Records
--- Begin ---

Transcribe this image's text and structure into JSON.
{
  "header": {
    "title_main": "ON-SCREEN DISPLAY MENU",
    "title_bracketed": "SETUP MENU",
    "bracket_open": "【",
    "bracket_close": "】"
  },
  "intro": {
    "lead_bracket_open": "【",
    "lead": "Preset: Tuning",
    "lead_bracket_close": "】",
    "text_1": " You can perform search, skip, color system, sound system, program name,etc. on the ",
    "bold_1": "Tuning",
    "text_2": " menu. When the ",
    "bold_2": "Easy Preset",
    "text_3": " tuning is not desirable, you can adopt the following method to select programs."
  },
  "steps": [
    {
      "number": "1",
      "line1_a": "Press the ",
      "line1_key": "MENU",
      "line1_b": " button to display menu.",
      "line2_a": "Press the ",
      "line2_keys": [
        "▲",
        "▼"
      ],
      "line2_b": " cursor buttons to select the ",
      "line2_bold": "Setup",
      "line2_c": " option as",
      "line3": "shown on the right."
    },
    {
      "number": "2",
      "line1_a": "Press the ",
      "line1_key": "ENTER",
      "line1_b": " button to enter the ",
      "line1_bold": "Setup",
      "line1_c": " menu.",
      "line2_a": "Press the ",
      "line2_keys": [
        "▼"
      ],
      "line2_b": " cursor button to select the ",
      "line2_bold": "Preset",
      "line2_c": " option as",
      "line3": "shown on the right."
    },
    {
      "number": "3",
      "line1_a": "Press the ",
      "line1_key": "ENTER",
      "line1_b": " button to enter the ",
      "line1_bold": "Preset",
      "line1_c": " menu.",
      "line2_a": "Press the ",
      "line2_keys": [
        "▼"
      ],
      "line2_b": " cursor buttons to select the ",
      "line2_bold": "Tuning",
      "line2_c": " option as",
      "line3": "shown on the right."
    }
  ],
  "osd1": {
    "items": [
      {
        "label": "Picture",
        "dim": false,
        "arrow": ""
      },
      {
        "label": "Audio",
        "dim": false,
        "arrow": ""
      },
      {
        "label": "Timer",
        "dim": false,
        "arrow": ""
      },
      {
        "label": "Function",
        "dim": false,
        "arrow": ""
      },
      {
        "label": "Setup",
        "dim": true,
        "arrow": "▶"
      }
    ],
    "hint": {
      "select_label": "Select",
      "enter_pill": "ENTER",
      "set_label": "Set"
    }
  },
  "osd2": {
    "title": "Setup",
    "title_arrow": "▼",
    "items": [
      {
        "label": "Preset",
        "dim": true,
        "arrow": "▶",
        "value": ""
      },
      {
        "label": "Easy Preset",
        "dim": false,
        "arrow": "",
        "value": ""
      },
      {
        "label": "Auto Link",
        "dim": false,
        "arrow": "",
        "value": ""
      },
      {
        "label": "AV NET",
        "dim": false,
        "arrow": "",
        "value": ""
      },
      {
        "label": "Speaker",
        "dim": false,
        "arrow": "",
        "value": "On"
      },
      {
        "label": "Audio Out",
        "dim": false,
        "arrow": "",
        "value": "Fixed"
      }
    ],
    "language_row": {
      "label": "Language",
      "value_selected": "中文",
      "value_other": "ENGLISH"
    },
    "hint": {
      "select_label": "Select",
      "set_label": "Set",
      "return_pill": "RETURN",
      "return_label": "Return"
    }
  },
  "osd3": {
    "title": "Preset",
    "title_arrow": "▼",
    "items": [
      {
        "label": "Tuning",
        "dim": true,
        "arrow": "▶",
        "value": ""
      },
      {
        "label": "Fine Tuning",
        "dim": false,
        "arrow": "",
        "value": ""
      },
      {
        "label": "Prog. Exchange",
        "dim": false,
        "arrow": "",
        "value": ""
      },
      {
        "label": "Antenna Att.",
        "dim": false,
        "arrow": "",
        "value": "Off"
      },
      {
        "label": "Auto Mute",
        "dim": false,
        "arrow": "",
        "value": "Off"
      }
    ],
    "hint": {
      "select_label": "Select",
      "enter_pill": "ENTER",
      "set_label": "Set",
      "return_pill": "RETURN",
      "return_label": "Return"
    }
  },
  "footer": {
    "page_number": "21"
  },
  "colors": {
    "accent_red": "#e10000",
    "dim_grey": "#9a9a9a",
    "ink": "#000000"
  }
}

--- End ---
--- Begin ---

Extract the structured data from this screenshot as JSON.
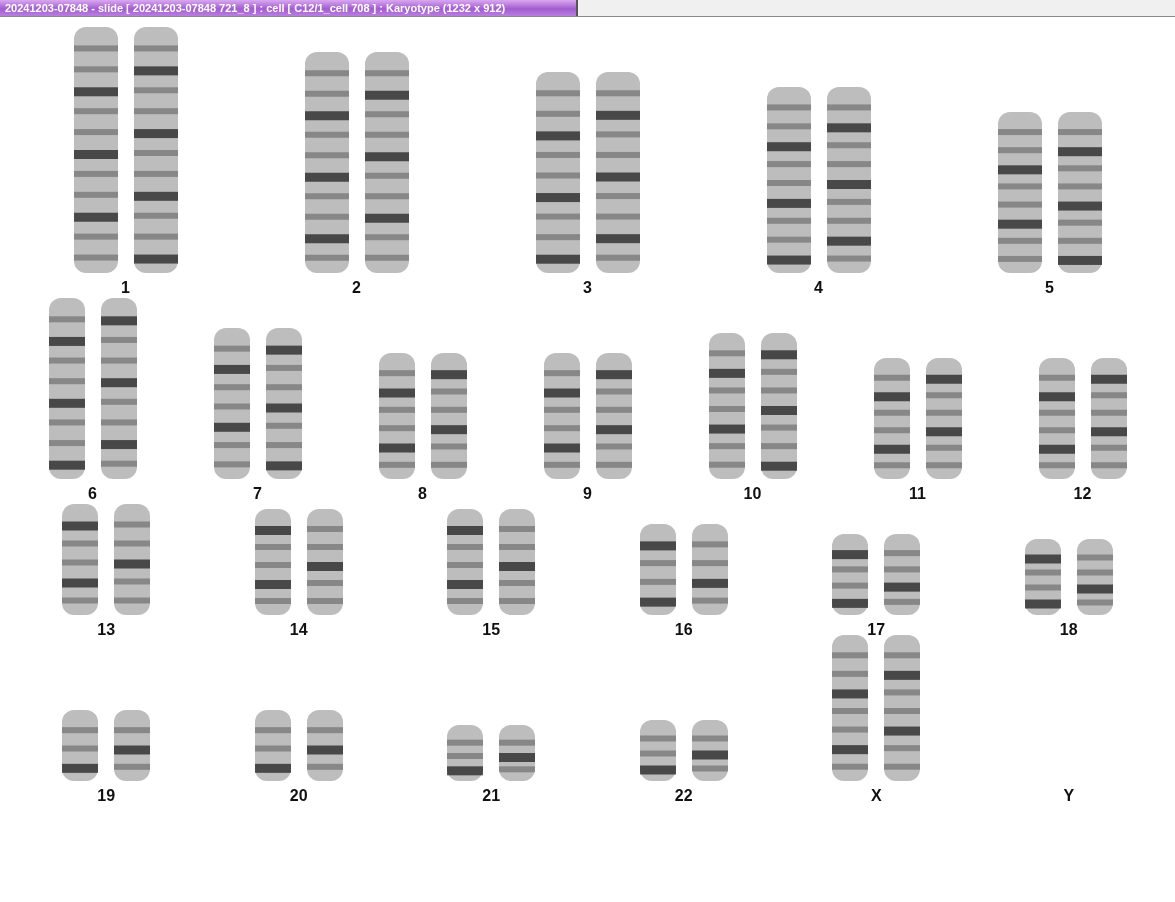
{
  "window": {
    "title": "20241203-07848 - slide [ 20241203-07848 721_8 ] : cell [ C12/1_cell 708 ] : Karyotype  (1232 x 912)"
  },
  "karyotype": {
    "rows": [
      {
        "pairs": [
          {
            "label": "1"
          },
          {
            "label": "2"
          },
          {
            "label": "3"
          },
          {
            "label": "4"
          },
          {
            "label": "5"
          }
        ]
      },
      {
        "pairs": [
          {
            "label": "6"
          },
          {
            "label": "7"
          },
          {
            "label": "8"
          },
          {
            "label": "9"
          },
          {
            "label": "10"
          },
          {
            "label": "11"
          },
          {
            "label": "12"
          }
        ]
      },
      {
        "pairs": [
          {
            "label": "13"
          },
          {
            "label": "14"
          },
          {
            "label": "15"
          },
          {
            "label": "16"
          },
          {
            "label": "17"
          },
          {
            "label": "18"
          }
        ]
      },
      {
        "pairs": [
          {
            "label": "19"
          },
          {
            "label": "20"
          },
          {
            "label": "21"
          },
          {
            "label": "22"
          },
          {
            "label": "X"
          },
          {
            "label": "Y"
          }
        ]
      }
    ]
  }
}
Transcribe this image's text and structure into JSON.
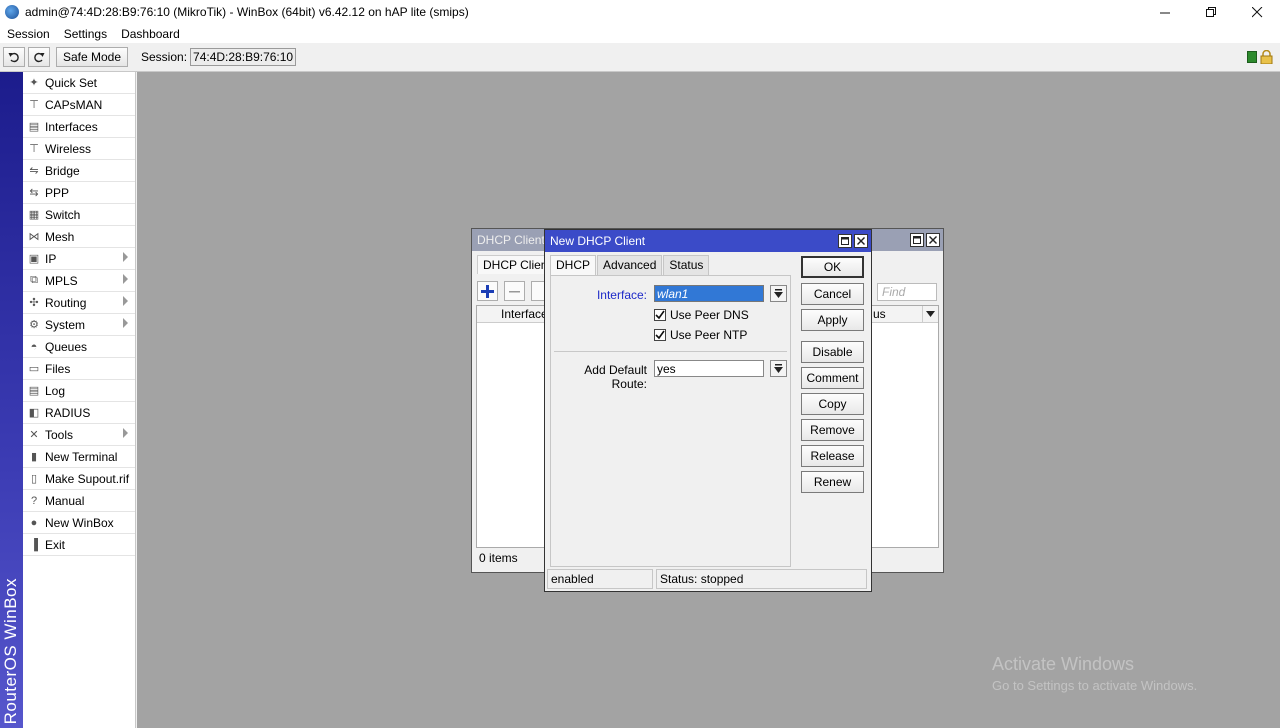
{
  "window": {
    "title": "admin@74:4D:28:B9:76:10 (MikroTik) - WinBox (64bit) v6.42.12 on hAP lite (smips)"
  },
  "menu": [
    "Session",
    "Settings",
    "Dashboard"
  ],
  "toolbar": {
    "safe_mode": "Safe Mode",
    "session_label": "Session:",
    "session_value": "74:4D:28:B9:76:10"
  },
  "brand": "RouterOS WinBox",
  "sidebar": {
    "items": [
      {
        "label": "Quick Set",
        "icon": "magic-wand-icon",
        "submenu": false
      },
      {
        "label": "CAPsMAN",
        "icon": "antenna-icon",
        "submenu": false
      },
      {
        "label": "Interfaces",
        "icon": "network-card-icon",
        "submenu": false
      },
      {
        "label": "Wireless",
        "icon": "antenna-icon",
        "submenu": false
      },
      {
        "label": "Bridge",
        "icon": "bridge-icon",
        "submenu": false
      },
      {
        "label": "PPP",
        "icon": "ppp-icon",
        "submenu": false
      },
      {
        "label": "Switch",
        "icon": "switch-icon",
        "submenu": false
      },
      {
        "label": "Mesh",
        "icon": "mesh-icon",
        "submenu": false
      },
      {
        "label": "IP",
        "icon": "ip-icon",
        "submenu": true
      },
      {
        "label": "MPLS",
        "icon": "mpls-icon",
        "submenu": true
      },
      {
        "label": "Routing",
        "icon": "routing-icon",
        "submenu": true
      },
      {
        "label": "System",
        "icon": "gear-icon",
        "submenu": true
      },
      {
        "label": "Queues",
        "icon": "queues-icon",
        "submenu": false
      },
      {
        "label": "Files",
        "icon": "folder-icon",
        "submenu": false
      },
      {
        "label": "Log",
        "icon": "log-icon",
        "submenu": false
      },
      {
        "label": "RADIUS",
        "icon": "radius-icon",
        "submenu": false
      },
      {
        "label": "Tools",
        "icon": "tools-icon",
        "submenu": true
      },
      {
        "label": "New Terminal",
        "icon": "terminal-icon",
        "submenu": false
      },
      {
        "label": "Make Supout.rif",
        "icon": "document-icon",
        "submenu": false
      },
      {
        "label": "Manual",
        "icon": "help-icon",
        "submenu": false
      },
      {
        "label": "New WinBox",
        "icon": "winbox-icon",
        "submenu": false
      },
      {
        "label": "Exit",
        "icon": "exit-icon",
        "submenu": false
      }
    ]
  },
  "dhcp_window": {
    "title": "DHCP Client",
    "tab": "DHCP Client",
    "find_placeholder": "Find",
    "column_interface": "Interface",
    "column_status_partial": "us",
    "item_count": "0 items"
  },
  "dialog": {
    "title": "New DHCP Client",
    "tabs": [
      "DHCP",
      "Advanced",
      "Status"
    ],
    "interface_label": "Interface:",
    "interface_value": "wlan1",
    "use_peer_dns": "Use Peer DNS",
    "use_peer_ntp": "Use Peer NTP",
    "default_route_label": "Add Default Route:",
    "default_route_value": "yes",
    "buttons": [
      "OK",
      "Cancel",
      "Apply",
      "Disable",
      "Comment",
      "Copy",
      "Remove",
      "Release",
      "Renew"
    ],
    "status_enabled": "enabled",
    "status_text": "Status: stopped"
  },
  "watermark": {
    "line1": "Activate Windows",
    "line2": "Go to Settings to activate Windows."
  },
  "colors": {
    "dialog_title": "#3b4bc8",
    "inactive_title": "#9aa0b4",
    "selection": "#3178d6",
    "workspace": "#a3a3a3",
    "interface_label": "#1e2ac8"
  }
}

--- End ---

◆ **Task objective**:
Using the material above, copy every line in which the string "Peer" occurs.

◆ **Task solution**:
    "use_peer_dns": "Use Peer DNS",
    "use_peer_ntp": "Use Peer NTP",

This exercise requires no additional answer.